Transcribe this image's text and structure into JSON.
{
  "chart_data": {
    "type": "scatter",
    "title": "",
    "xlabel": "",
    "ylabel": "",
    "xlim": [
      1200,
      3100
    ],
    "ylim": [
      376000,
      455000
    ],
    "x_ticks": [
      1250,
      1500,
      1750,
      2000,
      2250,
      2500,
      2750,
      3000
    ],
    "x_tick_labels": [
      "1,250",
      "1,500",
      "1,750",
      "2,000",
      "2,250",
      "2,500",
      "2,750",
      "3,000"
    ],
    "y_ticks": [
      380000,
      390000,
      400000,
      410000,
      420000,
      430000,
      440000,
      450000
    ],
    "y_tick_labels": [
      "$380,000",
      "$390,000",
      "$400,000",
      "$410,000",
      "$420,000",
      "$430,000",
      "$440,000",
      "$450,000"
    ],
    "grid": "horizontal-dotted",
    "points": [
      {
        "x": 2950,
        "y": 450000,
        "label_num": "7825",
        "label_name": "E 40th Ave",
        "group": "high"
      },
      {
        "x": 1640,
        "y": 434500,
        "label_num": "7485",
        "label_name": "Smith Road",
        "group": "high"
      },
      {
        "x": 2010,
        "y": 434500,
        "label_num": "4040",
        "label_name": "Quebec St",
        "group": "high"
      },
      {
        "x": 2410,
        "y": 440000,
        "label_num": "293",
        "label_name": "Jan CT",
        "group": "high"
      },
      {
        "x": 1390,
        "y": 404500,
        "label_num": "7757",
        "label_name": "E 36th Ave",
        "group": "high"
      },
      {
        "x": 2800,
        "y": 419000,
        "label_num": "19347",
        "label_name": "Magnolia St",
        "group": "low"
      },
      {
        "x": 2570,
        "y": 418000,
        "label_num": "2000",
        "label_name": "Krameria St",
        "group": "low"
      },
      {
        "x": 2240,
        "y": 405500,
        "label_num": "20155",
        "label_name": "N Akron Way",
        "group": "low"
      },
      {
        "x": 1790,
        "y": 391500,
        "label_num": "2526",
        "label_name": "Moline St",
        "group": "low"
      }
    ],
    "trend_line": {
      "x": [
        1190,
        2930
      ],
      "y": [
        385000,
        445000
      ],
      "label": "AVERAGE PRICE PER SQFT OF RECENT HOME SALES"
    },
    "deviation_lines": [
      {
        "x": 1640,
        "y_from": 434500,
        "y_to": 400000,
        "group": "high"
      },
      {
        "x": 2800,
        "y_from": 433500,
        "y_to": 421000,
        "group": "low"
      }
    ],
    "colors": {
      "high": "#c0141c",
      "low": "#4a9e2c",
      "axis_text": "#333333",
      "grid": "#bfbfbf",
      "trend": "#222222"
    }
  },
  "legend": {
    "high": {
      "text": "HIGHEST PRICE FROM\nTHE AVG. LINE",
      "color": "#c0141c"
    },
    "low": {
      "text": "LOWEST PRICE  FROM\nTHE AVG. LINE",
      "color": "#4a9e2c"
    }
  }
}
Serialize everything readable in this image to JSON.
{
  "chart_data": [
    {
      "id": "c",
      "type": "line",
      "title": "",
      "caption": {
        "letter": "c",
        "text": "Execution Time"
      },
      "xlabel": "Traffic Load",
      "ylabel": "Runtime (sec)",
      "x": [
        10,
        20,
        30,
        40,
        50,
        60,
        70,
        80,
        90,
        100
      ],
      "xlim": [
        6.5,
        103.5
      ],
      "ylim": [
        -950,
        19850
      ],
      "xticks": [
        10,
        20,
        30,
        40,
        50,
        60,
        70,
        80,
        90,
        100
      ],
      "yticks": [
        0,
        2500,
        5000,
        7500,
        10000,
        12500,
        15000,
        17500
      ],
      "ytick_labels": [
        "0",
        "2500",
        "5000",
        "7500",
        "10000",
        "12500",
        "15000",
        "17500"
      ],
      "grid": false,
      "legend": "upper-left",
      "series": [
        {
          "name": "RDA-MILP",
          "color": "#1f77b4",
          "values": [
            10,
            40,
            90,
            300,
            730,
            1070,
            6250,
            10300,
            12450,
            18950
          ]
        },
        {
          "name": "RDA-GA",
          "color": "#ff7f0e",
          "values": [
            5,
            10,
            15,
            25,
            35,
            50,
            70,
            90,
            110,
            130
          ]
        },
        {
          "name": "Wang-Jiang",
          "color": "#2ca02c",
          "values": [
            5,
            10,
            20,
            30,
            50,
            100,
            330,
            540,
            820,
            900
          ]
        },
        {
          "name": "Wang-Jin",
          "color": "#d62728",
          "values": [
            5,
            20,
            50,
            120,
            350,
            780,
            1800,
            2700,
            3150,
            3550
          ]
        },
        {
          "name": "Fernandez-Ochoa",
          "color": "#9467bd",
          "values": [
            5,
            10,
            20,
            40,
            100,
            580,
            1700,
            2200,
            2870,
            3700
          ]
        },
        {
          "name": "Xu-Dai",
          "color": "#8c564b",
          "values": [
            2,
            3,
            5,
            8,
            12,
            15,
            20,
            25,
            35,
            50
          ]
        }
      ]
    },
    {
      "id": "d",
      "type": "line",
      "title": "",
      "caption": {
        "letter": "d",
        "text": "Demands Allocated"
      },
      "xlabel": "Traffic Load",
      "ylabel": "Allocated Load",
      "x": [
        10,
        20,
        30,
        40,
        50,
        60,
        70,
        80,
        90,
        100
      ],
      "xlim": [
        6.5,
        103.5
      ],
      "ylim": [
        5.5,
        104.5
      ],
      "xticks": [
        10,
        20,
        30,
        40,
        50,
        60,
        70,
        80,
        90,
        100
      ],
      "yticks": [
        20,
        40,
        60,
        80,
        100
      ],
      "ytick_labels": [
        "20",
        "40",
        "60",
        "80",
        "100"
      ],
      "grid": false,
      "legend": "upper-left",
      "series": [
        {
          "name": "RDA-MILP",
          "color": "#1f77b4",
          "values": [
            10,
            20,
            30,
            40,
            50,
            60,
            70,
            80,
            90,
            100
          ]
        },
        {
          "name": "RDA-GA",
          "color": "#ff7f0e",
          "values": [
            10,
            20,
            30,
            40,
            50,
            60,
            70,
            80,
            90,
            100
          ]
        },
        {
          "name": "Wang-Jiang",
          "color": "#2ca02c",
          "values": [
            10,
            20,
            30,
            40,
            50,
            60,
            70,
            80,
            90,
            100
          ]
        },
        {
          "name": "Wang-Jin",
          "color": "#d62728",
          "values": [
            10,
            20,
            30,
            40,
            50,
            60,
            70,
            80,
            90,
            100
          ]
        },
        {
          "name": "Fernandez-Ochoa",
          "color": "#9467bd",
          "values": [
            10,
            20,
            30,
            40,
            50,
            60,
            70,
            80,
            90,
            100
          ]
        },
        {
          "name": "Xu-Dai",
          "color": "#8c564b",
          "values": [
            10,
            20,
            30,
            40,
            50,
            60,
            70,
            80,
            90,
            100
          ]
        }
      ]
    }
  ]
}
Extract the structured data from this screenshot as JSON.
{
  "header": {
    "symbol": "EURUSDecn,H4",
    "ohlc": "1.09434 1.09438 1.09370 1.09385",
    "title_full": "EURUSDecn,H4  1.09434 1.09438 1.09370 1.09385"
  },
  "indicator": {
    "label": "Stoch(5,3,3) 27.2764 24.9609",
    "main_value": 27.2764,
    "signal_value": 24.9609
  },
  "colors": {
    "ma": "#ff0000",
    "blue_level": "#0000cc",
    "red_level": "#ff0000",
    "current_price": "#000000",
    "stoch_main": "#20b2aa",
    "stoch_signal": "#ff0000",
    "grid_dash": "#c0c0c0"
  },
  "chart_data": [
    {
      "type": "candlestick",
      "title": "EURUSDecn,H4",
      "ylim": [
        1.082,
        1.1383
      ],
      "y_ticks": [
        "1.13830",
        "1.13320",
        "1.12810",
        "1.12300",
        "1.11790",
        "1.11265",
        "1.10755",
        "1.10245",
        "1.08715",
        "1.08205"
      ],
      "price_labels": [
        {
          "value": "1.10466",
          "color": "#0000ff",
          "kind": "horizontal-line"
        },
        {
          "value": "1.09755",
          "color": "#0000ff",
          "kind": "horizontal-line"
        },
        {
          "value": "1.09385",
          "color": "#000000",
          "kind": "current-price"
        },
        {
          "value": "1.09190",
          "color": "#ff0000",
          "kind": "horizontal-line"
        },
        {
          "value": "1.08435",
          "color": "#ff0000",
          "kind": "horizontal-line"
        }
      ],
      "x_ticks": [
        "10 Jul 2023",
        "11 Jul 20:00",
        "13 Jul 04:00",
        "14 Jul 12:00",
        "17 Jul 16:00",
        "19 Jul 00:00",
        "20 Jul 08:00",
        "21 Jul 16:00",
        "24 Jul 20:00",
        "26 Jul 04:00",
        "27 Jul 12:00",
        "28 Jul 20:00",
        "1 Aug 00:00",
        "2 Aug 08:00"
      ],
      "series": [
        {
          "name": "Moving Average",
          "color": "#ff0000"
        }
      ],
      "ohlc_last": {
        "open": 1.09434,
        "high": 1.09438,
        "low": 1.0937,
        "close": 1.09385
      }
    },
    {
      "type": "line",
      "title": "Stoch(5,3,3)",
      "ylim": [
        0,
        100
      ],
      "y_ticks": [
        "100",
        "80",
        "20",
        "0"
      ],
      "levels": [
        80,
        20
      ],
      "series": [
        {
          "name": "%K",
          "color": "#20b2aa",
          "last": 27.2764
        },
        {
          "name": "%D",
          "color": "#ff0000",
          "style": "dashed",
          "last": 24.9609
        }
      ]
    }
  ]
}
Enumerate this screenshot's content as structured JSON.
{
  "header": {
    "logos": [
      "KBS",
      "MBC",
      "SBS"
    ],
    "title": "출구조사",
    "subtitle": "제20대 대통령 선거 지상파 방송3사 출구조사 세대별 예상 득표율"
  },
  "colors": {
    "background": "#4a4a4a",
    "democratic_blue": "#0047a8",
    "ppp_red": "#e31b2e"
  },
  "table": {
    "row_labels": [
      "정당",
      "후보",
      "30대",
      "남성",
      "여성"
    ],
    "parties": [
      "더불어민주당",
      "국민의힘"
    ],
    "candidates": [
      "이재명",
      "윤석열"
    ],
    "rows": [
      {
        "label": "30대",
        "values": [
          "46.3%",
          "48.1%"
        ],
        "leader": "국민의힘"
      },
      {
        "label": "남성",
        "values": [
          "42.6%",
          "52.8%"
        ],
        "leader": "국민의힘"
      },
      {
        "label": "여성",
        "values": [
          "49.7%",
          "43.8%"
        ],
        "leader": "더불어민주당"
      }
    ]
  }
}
-- -- --
What to do =>
Take every line from the one containing "Enumerate this screenshot's" to the end of the listing and output it exactly, with nothing else.

Expected answer =>
Enumerate this screenshot's content as structured JSON.
{
  "header": {
    "logos": [
      "KBS",
      "MBC",
      "SBS"
    ],
    "title": "출구조사",
    "subtitle": "제20대 대통령 선거 지상파 방송3사 출구조사 세대별 예상 득표율"
  },
  "colors": {
    "background": "#4a4a4a",
    "democratic_blue": "#0047a8",
    "ppp_red": "#e31b2e"
  },
  "table": {
    "row_labels": [
      "정당",
      "후보",
      "30대",
      "남성",
      "여성"
    ],
    "parties": [
      "더불어민주당",
      "국민의힘"
    ],
    "candidates": [
      "이재명",
      "윤석열"
    ],
    "rows": [
      {
        "label": "30대",
        "values": [
          "46.3%",
          "48.1%"
        ],
        "leader": "국민의힘"
      },
      {
        "label": "남성",
        "values": [
          "42.6%",
          "52.8%"
        ],
        "leader": "국민의힘"
      },
      {
        "label": "여성",
        "values": [
          "49.7%",
          "43.8%"
        ],
        "leader": "더불어민주당"
      }
    ]
  }
}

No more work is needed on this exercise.